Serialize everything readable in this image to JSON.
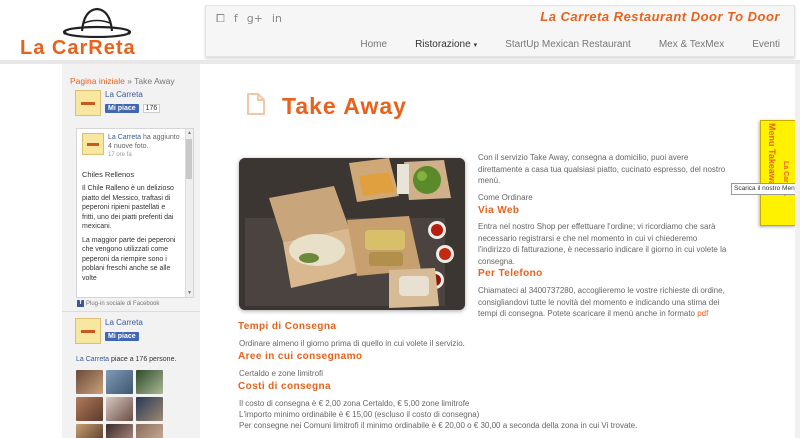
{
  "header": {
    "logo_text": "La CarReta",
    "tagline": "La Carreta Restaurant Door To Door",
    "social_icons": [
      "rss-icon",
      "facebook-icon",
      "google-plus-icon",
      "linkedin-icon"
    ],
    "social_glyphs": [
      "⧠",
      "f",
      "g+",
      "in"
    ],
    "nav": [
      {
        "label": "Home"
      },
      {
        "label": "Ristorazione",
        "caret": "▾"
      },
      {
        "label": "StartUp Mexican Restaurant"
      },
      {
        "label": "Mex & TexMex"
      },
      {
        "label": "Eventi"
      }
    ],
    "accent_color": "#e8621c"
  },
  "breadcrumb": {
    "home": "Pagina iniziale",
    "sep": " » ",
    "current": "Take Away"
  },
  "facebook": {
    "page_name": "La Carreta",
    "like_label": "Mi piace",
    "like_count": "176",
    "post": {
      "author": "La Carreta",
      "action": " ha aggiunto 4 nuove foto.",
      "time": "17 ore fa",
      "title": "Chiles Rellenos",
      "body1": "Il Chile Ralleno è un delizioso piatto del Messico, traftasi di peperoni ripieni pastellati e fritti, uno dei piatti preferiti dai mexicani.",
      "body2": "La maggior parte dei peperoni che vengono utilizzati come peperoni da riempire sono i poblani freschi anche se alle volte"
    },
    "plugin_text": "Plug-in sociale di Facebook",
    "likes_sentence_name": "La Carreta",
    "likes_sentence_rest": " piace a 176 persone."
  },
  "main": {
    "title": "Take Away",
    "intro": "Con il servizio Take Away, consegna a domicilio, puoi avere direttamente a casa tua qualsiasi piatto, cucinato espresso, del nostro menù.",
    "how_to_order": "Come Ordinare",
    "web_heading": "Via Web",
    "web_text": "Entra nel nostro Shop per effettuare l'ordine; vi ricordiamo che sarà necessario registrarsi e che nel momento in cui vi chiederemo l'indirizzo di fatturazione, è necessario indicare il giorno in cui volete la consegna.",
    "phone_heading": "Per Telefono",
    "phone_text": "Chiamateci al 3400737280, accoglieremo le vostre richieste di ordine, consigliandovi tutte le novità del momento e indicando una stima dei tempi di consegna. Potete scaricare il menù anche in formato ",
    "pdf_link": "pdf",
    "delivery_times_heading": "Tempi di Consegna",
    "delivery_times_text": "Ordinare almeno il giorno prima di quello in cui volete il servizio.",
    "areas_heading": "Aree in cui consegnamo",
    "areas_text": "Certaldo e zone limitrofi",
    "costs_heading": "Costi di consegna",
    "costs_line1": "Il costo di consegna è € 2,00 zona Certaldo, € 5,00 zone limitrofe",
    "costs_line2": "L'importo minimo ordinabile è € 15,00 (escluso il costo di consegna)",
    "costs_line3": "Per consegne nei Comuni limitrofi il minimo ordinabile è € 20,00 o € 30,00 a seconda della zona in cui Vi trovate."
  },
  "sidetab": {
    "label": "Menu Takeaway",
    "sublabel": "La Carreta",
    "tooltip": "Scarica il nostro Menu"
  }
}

**********

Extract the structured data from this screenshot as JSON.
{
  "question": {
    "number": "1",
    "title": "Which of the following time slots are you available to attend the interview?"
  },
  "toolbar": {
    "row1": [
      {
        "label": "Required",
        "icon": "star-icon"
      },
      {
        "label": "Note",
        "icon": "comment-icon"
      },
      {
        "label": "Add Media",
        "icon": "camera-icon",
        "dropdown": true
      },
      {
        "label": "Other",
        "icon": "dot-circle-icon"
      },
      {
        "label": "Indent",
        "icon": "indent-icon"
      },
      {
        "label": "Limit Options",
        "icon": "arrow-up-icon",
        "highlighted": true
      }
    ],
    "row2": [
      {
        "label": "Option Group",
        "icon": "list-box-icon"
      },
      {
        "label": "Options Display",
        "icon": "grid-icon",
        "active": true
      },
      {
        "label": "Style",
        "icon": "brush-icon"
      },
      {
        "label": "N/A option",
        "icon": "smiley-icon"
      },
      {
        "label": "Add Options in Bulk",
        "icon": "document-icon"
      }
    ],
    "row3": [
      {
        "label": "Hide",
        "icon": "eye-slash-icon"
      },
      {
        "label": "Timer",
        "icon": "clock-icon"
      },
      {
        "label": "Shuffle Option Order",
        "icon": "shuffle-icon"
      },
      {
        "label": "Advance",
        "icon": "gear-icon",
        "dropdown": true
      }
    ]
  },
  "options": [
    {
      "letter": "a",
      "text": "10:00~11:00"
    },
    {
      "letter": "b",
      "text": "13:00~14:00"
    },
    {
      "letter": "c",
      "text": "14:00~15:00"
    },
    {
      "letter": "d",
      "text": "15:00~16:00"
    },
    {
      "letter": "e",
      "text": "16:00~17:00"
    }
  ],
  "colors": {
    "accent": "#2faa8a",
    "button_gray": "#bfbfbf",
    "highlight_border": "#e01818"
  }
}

**********

### REQUIRED TASK
For each line of the listing that holds the word "title", show that line.

### REPLY TO THE TASK
      "title": "Chiles Rellenos",
    "title": "Take Away",
    "title": "Which of the following time slots are you available to attend the interview?"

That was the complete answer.